§ **Required task**: Reproduce all of the material exactly as shown.

§ **Saved entries**:
§

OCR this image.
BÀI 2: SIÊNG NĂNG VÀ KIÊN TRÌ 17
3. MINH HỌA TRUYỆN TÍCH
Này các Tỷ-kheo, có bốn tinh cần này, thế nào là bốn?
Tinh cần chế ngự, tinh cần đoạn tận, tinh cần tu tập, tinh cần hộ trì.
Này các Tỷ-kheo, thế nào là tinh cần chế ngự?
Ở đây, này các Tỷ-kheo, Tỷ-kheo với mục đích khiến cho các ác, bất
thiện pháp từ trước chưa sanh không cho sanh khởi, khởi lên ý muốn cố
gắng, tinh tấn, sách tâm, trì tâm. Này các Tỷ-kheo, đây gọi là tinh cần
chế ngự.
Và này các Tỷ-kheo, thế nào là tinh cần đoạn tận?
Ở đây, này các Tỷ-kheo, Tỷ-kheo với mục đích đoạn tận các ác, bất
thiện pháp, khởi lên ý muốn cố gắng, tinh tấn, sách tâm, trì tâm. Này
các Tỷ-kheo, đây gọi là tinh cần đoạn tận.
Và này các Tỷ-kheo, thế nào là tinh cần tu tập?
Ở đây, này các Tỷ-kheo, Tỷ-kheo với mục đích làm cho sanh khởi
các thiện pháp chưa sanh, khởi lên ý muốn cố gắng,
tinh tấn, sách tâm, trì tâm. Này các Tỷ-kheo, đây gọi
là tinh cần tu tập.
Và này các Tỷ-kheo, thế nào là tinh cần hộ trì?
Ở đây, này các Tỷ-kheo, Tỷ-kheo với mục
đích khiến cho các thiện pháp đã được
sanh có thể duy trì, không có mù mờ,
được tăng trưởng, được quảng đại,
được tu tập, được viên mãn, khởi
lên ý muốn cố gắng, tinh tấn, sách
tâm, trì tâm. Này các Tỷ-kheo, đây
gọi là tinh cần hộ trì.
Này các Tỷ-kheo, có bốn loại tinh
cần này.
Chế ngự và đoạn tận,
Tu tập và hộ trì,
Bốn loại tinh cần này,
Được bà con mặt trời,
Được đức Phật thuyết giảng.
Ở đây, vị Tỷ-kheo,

§

§ **Solution for this task**:
OCR this image.
BÀI 2: SIÊNG NĂNG VÀ KIÊN TRÌ 17
3. MINH HỌA TRUYỆN TÍCH
Này các Tỷ-kheo, có bốn tinh cần này, thế nào là bốn?
Tinh cần chế ngự, tinh cần đoạn tận, tinh cần tu tập, tinh cần hộ trì.
Này các Tỷ-kheo, thế nào là tinh cần chế ngự?
Ở đây, này các Tỷ-kheo, Tỷ-kheo với mục đích khiến cho các ác, bất
thiện pháp từ trước chưa sanh không cho sanh khởi, khởi lên ý muốn cố
gắng, tinh tấn, sách tâm, trì tâm. Này các Tỷ-kheo, đây gọi là tinh cần
chế ngự.
Và này các Tỷ-kheo, thế nào là tinh cần đoạn tận?
Ở đây, này các Tỷ-kheo, Tỷ-kheo với mục đích đoạn tận các ác, bất
thiện pháp, khởi lên ý muốn cố gắng, tinh tấn, sách tâm, trì tâm. Này
các Tỷ-kheo, đây gọi là tinh cần đoạn tận.
Và này các Tỷ-kheo, thế nào là tinh cần tu tập?
Ở đây, này các Tỷ-kheo, Tỷ-kheo với mục đích làm cho sanh khởi
các thiện pháp chưa sanh, khởi lên ý muốn cố gắng,
tinh tấn, sách tâm, trì tâm. Này các Tỷ-kheo, đây gọi
là tinh cần tu tập.
Và này các Tỷ-kheo, thế nào là tinh cần hộ trì?
Ở đây, này các Tỷ-kheo, Tỷ-kheo với mục
đích khiến cho các thiện pháp đã được
sanh có thể duy trì, không có mù mờ,
được tăng trưởng, được quảng đại,
được tu tập, được viên mãn, khởi
lên ý muốn cố gắng, tinh tấn, sách
tâm, trì tâm. Này các Tỷ-kheo, đây
gọi là tinh cần hộ trì.
Này các Tỷ-kheo, có bốn loại tinh
cần này.
Chế ngự và đoạn tận,
Tu tập và hộ trì,
Bốn loại tinh cần này,
Được bà con mặt trời,
Được đức Phật thuyết giảng.
Ở đây, vị Tỷ-kheo,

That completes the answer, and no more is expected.